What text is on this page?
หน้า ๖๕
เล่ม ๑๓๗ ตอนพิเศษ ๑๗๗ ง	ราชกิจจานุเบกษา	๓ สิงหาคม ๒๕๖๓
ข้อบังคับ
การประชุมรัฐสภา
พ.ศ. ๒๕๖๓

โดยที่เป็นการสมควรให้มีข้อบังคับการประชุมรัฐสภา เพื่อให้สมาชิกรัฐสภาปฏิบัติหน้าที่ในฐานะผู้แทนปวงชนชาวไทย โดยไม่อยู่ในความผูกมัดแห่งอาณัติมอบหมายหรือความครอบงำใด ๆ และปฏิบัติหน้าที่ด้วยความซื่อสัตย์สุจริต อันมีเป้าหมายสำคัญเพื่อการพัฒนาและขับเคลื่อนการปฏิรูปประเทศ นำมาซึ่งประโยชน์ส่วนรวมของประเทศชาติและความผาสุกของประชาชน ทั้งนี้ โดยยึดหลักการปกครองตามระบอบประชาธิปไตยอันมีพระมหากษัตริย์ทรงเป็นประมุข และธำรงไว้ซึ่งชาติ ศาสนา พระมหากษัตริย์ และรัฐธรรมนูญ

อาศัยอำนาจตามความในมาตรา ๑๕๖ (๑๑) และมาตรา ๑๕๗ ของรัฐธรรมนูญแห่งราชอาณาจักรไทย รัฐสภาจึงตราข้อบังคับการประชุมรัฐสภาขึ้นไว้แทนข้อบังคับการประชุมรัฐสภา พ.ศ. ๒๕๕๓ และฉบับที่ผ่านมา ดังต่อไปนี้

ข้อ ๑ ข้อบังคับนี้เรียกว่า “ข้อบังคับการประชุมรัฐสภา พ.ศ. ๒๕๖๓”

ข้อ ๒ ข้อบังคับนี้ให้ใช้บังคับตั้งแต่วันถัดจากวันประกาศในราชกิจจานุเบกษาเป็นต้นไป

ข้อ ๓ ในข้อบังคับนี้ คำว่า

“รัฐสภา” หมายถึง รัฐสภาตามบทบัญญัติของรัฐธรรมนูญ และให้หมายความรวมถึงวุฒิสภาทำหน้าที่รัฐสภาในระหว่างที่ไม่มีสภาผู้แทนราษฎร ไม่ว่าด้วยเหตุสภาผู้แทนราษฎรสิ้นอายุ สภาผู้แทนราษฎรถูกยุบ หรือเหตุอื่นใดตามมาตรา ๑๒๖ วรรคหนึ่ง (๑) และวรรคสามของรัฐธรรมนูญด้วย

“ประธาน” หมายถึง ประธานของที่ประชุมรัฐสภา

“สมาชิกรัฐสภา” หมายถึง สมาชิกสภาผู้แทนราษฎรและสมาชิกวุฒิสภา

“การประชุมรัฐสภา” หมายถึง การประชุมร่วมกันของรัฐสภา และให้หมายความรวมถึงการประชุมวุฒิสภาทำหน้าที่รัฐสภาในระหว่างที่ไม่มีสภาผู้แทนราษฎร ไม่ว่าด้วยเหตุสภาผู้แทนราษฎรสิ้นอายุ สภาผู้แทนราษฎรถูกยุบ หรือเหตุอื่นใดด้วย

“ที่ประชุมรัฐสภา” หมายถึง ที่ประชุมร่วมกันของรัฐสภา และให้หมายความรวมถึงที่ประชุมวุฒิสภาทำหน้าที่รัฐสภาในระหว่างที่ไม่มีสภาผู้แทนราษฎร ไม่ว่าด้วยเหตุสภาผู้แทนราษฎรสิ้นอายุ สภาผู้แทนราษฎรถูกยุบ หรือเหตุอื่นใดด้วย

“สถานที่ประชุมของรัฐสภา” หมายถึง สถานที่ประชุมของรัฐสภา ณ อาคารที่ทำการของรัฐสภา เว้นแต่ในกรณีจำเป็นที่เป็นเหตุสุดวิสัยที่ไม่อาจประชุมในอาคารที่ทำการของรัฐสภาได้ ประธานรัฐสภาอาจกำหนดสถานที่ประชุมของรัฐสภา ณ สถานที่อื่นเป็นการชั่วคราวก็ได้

☆ ☆ ☆ ☆ ☆ ☆ ☆

EXERCISE GOAL: Go through the material and select each line with the string "สมาช" in it.

RESULT FOR THIS EXERCISE:
โดยที่เป็นการสมควรให้มีข้อบังคับการประชุมรัฐสภา เพื่อให้สมาชิกรัฐสภาปฏิบัติหน้าที่ในฐานะผู้แทนปวงชนชาวไทย โดยไม่อยู่ในความผูกมัดแห่งอาณัติมอบหมายหรือความครอบงำใด ๆ และปฏิบัติหน้าที่ด้วยความซื่อสัตย์สุจริต อันมีเป้าหมายสำคัญเพื่อการพัฒนาและขับเคลื่อนการปฏิรูปประเทศ นำมาซึ่งประโยชน์ส่วนรวมของประเทศชาติและความผาสุกของประชาชน ทั้งนี้ โดยยึดหลักการปกครองตามระบอบประชาธิปไตยอันมีพระมหากษัตริย์ทรงเป็นประมุข และธำรงไว้ซึ่งชาติ ศาสนา พระมหากษัตริย์ และรัฐธรรมนูญ
“สมาชิกรัฐสภา” หมายถึง สมาชิกสภาผู้แทนราษฎรและสมาชิกวุฒิสภา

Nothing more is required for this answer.